* begin Given data *

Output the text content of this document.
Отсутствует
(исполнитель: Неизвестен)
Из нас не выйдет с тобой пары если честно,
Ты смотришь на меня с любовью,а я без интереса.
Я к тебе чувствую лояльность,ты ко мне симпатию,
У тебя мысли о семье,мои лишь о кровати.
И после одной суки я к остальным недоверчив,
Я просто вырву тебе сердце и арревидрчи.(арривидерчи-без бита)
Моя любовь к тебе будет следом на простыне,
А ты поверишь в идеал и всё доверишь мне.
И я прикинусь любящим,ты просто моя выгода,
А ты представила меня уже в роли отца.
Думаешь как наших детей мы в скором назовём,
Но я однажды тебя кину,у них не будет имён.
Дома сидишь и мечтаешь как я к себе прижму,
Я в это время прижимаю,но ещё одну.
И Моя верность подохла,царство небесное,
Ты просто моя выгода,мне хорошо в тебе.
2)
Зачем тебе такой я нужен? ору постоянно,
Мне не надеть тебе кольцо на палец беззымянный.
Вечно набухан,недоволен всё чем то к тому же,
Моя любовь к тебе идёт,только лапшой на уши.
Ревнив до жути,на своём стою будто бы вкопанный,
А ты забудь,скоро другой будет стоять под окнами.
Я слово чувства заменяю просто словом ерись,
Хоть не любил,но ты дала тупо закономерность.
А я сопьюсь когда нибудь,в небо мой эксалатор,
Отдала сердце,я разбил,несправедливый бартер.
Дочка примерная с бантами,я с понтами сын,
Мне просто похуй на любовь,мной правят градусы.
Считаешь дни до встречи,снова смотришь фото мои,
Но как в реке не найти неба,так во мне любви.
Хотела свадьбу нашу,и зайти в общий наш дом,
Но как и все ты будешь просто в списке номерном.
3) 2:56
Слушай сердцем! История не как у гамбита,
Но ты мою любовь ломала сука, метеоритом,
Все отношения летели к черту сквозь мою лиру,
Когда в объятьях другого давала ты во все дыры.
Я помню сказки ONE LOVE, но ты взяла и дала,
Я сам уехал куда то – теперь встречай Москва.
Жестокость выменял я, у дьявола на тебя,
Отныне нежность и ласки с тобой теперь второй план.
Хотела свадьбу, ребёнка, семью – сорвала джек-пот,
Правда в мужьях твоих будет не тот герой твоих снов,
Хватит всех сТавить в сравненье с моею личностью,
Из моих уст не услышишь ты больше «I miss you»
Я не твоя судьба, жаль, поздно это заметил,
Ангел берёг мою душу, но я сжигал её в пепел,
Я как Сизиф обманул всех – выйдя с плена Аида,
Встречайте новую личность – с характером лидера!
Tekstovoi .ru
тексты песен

* end Given data *
* begin Given data *

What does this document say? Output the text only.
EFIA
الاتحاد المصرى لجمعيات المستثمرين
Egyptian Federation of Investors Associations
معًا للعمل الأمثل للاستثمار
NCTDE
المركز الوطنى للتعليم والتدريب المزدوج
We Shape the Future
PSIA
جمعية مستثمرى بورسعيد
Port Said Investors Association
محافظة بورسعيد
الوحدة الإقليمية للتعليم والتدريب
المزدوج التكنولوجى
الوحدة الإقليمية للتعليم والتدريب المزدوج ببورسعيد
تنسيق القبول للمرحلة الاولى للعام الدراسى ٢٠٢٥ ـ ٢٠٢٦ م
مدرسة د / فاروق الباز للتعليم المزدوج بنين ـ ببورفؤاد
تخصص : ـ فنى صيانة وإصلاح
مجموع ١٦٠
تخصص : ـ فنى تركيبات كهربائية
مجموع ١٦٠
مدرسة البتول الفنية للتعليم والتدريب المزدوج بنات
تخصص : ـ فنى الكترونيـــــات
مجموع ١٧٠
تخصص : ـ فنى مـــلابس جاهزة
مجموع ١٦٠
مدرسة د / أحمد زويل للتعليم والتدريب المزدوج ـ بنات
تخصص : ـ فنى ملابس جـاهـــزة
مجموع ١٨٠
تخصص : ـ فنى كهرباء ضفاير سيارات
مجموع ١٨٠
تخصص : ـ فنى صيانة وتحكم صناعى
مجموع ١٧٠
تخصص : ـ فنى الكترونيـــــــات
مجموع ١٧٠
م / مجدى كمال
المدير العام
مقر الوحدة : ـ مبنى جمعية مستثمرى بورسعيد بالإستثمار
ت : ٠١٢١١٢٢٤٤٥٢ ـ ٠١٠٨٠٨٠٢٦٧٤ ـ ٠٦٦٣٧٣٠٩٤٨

* end Given data *
* begin Given data *

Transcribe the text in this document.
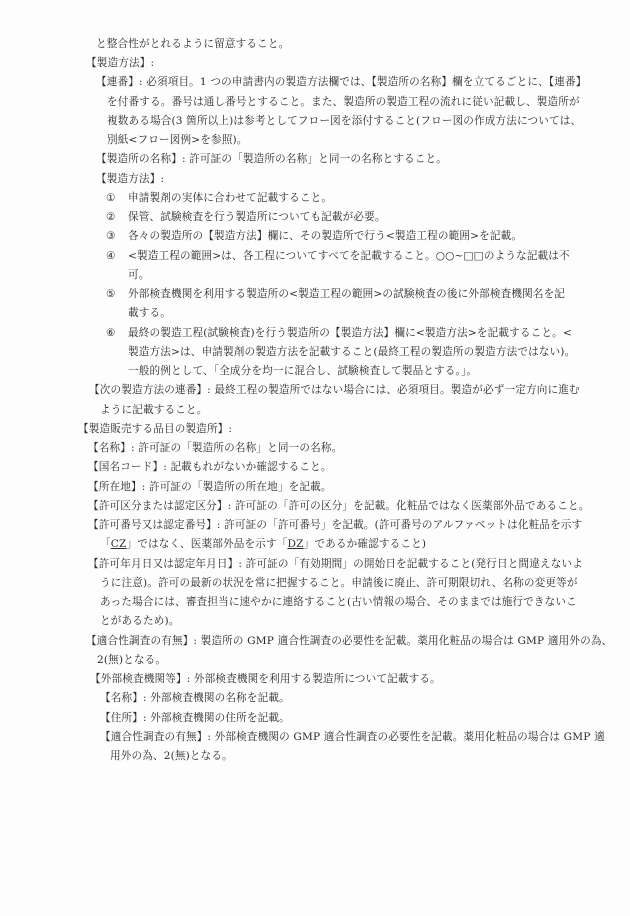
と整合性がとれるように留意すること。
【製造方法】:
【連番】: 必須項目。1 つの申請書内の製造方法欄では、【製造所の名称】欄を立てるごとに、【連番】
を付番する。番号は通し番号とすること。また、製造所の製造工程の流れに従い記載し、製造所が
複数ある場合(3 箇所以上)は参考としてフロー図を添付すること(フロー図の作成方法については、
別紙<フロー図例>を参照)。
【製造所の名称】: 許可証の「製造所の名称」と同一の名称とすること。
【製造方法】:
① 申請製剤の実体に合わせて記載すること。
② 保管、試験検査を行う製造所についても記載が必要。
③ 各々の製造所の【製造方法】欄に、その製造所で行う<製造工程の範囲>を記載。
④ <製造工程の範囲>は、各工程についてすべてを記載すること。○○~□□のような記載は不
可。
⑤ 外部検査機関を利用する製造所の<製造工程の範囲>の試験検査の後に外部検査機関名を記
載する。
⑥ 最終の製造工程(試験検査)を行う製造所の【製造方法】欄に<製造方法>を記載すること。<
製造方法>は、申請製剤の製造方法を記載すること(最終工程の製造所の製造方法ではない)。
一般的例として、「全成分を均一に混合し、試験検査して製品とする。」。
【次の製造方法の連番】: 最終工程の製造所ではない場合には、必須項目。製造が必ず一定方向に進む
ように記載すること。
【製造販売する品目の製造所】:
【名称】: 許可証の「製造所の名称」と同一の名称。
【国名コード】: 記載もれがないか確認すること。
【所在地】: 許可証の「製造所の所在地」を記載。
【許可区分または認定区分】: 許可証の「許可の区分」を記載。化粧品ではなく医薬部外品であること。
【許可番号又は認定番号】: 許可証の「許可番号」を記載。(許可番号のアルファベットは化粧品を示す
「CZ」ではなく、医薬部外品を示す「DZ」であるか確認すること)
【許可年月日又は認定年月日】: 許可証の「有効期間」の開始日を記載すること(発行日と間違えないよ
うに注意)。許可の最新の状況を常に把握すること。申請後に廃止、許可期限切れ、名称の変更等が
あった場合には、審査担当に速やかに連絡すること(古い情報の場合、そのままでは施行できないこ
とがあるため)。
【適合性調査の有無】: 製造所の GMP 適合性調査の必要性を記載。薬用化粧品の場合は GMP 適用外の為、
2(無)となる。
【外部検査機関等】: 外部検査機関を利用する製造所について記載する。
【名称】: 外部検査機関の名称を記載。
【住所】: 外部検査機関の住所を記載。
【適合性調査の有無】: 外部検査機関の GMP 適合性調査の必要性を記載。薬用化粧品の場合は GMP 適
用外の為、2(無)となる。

* end Given data *

## Direction
Where does the word "تخصص" appear? Return each line that holds it.

## Output of the task
تخصص : ـ فنى صيانة وإصلاح
تخصص : ـ فنى تركيبات كهربائية
تخصص : ـ فنى الكترونيـــــات
تخصص : ـ فنى مـــلابس جاهزة
تخصص : ـ فنى ملابس جـاهـــزة
تخصص : ـ فنى كهرباء ضفاير سيارات
تخصص : ـ فنى صيانة وتحكم صناعى
تخصص : ـ فنى الكترونيـــــــات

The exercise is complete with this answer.